Short problem: All of the material below is to be retyped exactly.

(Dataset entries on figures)
+ + + + + + +

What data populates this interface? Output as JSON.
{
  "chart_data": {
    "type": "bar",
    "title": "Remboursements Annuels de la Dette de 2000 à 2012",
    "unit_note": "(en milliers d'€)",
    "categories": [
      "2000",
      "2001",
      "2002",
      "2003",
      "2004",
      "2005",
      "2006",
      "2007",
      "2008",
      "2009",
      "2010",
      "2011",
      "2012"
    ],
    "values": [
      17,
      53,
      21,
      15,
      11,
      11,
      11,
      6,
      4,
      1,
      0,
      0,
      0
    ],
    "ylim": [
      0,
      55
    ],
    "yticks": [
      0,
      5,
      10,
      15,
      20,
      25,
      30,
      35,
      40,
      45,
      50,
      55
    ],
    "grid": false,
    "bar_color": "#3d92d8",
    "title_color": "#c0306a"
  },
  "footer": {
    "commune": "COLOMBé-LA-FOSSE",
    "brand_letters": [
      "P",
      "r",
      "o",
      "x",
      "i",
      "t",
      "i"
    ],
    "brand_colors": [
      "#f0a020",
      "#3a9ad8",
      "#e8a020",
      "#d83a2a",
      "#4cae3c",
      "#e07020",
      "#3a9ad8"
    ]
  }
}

+ + + + + + +

Task solution:
What data populates this interface? Output as JSON.
{
  "chart_data": {
    "type": "bar",
    "title": "Remboursements Annuels de la Dette de 2000 à 2012",
    "unit_note": "(en milliers d'€)",
    "categories": [
      "2000",
      "2001",
      "2002",
      "2003",
      "2004",
      "2005",
      "2006",
      "2007",
      "2008",
      "2009",
      "2010",
      "2011",
      "2012"
    ],
    "values": [
      17,
      53,
      21,
      15,
      11,
      11,
      11,
      6,
      4,
      1,
      0,
      0,
      0
    ],
    "ylim": [
      0,
      55
    ],
    "yticks": [
      0,
      5,
      10,
      15,
      20,
      25,
      30,
      35,
      40,
      45,
      50,
      55
    ],
    "grid": false,
    "bar_color": "#3d92d8",
    "title_color": "#c0306a"
  },
  "footer": {
    "commune": "COLOMBé-LA-FOSSE",
    "brand_letters": [
      "P",
      "r",
      "o",
      "x",
      "i",
      "t",
      "i"
    ],
    "brand_colors": [
      "#f0a020",
      "#3a9ad8",
      "#e8a020",
      "#d83a2a",
      "#4cae3c",
      "#e07020",
      "#3a9ad8"
    ]
  }
}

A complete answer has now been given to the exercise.